TO DO
Identify the lines that contain the word "into", then copy them.

MATERIAL FOR THIS TASK

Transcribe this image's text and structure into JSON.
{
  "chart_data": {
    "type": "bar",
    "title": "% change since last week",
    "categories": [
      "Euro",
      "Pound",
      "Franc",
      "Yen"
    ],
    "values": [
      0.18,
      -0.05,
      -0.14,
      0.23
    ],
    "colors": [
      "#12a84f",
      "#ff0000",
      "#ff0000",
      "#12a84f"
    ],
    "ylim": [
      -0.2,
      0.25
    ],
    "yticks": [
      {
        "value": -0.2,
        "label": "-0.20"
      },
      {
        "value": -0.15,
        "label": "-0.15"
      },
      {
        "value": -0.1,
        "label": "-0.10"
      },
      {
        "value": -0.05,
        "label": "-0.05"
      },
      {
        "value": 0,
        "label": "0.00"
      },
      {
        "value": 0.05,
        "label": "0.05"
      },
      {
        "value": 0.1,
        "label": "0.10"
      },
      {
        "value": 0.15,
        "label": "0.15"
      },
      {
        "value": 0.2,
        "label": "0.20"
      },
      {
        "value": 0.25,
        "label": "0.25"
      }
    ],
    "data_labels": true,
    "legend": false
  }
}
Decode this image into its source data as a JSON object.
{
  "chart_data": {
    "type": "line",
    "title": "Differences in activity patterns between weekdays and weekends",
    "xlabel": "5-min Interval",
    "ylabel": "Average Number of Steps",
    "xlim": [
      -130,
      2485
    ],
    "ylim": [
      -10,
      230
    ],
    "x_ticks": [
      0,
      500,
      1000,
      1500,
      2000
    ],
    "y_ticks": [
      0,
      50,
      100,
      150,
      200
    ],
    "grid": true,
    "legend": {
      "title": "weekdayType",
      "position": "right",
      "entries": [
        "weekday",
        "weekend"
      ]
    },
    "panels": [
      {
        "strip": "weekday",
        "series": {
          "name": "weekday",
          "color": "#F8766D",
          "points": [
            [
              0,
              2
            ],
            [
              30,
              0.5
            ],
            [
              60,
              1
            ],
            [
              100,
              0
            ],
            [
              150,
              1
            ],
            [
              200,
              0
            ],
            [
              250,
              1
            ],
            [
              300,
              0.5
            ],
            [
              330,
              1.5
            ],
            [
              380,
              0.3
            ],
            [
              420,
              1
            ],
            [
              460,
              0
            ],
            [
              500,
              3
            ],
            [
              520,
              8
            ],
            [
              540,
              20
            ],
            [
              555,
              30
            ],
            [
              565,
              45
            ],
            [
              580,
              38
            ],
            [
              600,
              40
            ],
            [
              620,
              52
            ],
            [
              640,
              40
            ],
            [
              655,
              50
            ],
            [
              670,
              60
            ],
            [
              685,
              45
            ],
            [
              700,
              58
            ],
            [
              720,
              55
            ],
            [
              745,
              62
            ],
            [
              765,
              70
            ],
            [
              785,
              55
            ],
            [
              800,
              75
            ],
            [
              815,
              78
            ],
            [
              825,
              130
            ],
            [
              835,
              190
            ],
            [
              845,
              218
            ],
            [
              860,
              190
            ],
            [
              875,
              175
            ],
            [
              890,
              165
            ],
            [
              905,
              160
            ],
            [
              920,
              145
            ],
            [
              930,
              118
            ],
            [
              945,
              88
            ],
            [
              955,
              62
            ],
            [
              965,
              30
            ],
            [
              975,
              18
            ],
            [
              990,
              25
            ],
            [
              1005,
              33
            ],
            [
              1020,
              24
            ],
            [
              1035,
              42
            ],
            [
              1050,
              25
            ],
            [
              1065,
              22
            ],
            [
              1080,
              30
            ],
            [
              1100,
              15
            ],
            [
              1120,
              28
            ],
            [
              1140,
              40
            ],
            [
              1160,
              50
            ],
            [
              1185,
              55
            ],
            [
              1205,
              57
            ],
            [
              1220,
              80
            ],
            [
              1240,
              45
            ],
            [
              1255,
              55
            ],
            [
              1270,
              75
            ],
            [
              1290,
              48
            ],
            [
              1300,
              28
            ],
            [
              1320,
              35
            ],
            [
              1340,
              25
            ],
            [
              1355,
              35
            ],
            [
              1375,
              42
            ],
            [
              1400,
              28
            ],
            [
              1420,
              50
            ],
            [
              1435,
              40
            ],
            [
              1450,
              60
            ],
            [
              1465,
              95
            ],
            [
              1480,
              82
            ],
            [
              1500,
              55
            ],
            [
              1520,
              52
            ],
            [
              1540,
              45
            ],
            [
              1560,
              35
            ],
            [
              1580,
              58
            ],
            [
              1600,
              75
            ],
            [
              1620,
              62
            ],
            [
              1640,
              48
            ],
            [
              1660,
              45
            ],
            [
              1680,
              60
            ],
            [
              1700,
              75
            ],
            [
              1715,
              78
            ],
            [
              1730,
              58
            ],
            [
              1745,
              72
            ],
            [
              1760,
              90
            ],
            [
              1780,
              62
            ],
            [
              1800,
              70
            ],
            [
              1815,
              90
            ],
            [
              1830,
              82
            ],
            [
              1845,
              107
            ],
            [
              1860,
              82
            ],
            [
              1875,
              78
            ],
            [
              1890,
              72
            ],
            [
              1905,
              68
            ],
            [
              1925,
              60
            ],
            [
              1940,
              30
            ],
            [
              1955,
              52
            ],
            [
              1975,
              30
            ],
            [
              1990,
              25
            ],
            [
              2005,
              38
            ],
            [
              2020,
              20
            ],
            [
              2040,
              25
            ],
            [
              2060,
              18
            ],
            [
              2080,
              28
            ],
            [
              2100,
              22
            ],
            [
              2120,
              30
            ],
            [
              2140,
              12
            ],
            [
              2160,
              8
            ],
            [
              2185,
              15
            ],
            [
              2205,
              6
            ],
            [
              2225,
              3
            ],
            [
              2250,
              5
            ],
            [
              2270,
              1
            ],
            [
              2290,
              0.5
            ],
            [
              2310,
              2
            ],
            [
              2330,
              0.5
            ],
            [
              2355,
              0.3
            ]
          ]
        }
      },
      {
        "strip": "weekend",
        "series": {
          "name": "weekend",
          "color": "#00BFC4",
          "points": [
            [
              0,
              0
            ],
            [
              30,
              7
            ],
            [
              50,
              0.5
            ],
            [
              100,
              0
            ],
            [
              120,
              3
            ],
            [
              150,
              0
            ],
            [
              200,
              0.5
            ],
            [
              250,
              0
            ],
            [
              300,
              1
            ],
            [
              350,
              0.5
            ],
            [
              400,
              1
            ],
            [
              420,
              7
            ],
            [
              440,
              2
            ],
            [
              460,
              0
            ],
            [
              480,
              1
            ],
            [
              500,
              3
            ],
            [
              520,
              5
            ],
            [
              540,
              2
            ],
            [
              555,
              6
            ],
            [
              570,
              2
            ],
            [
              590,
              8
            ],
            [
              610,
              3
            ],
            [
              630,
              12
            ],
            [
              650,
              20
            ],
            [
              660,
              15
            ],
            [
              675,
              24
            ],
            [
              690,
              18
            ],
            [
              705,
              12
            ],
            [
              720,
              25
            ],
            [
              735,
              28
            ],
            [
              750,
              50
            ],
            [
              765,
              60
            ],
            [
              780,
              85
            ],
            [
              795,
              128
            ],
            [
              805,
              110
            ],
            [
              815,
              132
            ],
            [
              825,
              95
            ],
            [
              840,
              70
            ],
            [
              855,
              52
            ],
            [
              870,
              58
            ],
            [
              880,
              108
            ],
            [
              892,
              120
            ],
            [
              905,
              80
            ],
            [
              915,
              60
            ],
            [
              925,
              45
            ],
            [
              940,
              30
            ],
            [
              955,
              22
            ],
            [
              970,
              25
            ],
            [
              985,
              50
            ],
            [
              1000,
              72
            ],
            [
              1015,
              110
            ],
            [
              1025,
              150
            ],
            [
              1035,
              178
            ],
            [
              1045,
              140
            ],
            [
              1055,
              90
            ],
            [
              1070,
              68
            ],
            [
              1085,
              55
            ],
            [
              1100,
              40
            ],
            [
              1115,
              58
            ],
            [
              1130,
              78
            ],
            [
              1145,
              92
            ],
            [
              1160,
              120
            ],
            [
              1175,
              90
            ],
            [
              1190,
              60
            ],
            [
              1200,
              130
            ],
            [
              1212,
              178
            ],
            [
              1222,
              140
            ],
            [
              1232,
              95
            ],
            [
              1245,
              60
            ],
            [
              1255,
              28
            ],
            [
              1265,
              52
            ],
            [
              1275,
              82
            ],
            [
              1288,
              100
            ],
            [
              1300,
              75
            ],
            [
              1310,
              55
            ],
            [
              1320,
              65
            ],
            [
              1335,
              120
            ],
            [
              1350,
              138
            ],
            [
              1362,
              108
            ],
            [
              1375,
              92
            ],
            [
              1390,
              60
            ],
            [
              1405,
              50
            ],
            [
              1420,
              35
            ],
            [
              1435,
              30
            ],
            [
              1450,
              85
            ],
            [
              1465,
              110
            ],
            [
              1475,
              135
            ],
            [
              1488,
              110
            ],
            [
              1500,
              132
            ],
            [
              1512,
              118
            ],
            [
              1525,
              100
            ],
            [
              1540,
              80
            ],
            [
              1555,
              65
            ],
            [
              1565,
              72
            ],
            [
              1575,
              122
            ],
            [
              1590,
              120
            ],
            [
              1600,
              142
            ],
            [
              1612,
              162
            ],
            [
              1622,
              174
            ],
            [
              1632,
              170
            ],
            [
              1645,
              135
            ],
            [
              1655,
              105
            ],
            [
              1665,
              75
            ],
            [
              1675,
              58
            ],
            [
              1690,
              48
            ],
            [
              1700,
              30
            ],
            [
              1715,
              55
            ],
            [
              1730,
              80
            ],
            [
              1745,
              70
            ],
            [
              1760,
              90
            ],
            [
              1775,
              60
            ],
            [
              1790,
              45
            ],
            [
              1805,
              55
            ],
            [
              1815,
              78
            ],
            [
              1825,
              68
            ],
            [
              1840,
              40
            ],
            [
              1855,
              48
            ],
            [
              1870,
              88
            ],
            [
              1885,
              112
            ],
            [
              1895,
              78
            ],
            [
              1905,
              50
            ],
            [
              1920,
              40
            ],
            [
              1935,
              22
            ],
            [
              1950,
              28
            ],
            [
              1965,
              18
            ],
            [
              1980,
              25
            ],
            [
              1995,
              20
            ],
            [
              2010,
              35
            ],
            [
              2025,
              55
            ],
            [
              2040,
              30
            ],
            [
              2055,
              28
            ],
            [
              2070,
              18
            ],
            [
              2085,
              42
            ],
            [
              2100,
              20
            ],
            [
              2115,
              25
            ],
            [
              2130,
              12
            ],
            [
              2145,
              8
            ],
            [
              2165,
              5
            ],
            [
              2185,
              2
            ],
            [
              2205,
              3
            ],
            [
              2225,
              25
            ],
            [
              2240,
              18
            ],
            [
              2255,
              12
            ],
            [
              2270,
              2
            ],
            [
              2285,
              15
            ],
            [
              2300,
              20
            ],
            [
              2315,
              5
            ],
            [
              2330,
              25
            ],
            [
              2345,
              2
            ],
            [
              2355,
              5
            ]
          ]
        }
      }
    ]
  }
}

CORRECT ANSWER
Transcribe this image's text and structure into JSON.
Decode this image into its source data as a JSON object.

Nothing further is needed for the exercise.